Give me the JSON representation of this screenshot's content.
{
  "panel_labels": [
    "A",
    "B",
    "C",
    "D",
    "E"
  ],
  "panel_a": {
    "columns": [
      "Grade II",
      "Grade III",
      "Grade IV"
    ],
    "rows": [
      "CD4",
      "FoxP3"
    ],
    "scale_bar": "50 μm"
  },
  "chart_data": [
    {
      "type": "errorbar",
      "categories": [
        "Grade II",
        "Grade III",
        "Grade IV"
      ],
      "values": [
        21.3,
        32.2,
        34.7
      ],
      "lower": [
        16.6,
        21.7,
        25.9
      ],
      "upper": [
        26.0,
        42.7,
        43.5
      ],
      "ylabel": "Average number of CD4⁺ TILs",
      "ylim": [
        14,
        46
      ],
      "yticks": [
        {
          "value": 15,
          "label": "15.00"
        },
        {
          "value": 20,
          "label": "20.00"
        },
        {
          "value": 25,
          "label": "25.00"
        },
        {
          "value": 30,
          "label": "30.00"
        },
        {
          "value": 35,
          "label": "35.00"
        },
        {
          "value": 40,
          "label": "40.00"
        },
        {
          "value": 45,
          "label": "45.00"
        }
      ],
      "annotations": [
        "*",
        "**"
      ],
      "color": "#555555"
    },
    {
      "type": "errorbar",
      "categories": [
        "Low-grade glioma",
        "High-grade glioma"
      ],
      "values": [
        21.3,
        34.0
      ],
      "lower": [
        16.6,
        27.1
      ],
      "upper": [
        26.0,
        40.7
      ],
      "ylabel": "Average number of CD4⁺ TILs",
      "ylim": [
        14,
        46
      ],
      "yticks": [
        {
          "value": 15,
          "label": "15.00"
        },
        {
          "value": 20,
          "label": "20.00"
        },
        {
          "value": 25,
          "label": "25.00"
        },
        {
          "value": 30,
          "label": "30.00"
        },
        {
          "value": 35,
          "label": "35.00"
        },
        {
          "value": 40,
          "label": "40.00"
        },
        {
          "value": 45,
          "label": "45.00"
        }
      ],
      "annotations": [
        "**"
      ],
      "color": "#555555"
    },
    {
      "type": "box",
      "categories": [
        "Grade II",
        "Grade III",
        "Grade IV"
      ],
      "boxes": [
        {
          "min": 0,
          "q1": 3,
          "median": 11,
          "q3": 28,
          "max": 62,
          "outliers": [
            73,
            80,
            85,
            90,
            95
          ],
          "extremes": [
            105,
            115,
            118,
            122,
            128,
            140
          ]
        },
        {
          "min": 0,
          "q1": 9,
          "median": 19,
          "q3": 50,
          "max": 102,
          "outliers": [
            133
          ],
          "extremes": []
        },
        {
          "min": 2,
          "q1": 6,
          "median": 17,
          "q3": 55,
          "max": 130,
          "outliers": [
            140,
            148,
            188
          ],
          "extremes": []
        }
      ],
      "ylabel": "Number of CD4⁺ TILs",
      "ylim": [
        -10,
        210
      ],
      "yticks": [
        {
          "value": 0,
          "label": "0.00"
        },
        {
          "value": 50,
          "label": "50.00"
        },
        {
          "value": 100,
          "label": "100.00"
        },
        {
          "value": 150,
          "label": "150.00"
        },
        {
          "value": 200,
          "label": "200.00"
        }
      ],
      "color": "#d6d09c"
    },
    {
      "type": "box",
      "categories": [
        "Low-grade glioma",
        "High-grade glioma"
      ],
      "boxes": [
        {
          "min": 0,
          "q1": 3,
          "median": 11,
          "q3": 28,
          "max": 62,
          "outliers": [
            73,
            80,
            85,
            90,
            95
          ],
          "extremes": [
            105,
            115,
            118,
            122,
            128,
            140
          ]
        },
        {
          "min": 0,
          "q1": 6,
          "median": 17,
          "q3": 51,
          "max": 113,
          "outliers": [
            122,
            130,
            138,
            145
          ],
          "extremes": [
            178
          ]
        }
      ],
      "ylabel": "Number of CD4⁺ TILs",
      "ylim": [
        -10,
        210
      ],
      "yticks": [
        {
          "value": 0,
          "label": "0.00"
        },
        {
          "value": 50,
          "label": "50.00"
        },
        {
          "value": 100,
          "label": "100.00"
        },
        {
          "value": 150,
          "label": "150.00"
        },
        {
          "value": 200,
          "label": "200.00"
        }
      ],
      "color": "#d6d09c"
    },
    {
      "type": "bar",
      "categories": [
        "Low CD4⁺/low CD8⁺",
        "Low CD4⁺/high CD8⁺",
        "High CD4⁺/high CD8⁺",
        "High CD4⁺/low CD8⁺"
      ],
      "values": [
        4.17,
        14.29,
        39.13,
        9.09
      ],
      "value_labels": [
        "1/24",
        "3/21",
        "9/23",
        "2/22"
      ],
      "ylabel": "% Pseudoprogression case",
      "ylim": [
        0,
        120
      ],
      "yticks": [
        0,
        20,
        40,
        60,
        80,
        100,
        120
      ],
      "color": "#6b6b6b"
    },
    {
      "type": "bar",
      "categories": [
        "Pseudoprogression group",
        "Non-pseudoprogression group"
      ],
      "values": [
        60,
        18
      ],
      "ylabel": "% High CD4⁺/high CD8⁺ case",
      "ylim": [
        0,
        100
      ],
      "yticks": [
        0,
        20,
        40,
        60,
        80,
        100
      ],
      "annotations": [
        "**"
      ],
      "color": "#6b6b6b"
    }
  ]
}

[Problem statement]
Extract the entries above verbatim.

[Result for this exercise]
Give me the JSON representation of this screenshot's content.
{
  "panel_labels": [
    "A",
    "B",
    "C",
    "D",
    "E"
  ],
  "panel_a": {
    "columns": [
      "Grade II",
      "Grade III",
      "Grade IV"
    ],
    "rows": [
      "CD4",
      "FoxP3"
    ],
    "scale_bar": "50 μm"
  },
  "chart_data": [
    {
      "type": "errorbar",
      "categories": [
        "Grade II",
        "Grade III",
        "Grade IV"
      ],
      "values": [
        21.3,
        32.2,
        34.7
      ],
      "lower": [
        16.6,
        21.7,
        25.9
      ],
      "upper": [
        26.0,
        42.7,
        43.5
      ],
      "ylabel": "Average number of CD4⁺ TILs",
      "ylim": [
        14,
        46
      ],
      "yticks": [
        {
          "value": 15,
          "label": "15.00"
        },
        {
          "value": 20,
          "label": "20.00"
        },
        {
          "value": 25,
          "label": "25.00"
        },
        {
          "value": 30,
          "label": "30.00"
        },
        {
          "value": 35,
          "label": "35.00"
        },
        {
          "value": 40,
          "label": "40.00"
        },
        {
          "value": 45,
          "label": "45.00"
        }
      ],
      "annotations": [
        "*",
        "**"
      ],
      "color": "#555555"
    },
    {
      "type": "errorbar",
      "categories": [
        "Low-grade glioma",
        "High-grade glioma"
      ],
      "values": [
        21.3,
        34.0
      ],
      "lower": [
        16.6,
        27.1
      ],
      "upper": [
        26.0,
        40.7
      ],
      "ylabel": "Average number of CD4⁺ TILs",
      "ylim": [
        14,
        46
      ],
      "yticks": [
        {
          "value": 15,
          "label": "15.00"
        },
        {
          "value": 20,
          "label": "20.00"
        },
        {
          "value": 25,
          "label": "25.00"
        },
        {
          "value": 30,
          "label": "30.00"
        },
        {
          "value": 35,
          "label": "35.00"
        },
        {
          "value": 40,
          "label": "40.00"
        },
        {
          "value": 45,
          "label": "45.00"
        }
      ],
      "annotations": [
        "**"
      ],
      "color": "#555555"
    },
    {
      "type": "box",
      "categories": [
        "Grade II",
        "Grade III",
        "Grade IV"
      ],
      "boxes": [
        {
          "min": 0,
          "q1": 3,
          "median": 11,
          "q3": 28,
          "max": 62,
          "outliers": [
            73,
            80,
            85,
            90,
            95
          ],
          "extremes": [
            105,
            115,
            118,
            122,
            128,
            140
          ]
        },
        {
          "min": 0,
          "q1": 9,
          "median": 19,
          "q3": 50,
          "max": 102,
          "outliers": [
            133
          ],
          "extremes": []
        },
        {
          "min": 2,
          "q1": 6,
          "median": 17,
          "q3": 55,
          "max": 130,
          "outliers": [
            140,
            148,
            188
          ],
          "extremes": []
        }
      ],
      "ylabel": "Number of CD4⁺ TILs",
      "ylim": [
        -10,
        210
      ],
      "yticks": [
        {
          "value": 0,
          "label": "0.00"
        },
        {
          "value": 50,
          "label": "50.00"
        },
        {
          "value": 100,
          "label": "100.00"
        },
        {
          "value": 150,
          "label": "150.00"
        },
        {
          "value": 200,
          "label": "200.00"
        }
      ],
      "color": "#d6d09c"
    },
    {
      "type": "box",
      "categories": [
        "Low-grade glioma",
        "High-grade glioma"
      ],
      "boxes": [
        {
          "min": 0,
          "q1": 3,
          "median": 11,
          "q3": 28,
          "max": 62,
          "outliers": [
            73,
            80,
            85,
            90,
            95
          ],
          "extremes": [
            105,
            115,
            118,
            122,
            128,
            140
          ]
        },
        {
          "min": 0,
          "q1": 6,
          "median": 17,
          "q3": 51,
          "max": 113,
          "outliers": [
            122,
            130,
            138,
            145
          ],
          "extremes": [
            178
          ]
        }
      ],
      "ylabel": "Number of CD4⁺ TILs",
      "ylim": [
        -10,
        210
      ],
      "yticks": [
        {
          "value": 0,
          "label": "0.00"
        },
        {
          "value": 50,
          "label": "50.00"
        },
        {
          "value": 100,
          "label": "100.00"
        },
        {
          "value": 150,
          "label": "150.00"
        },
        {
          "value": 200,
          "label": "200.00"
        }
      ],
      "color": "#d6d09c"
    },
    {
      "type": "bar",
      "categories": [
        "Low CD4⁺/low CD8⁺",
        "Low CD4⁺/high CD8⁺",
        "High CD4⁺/high CD8⁺",
        "High CD4⁺/low CD8⁺"
      ],
      "values": [
        4.17,
        14.29,
        39.13,
        9.09
      ],
      "value_labels": [
        "1/24",
        "3/21",
        "9/23",
        "2/22"
      ],
      "ylabel": "% Pseudoprogression case",
      "ylim": [
        0,
        120
      ],
      "yticks": [
        0,
        20,
        40,
        60,
        80,
        100,
        120
      ],
      "color": "#6b6b6b"
    },
    {
      "type": "bar",
      "categories": [
        "Pseudoprogression group",
        "Non-pseudoprogression group"
      ],
      "values": [
        60,
        18
      ],
      "ylabel": "% High CD4⁺/high CD8⁺ case",
      "ylim": [
        0,
        100
      ],
      "yticks": [
        0,
        20,
        40,
        60,
        80,
        100
      ],
      "annotations": [
        "**"
      ],
      "color": "#6b6b6b"
    }
  ]
}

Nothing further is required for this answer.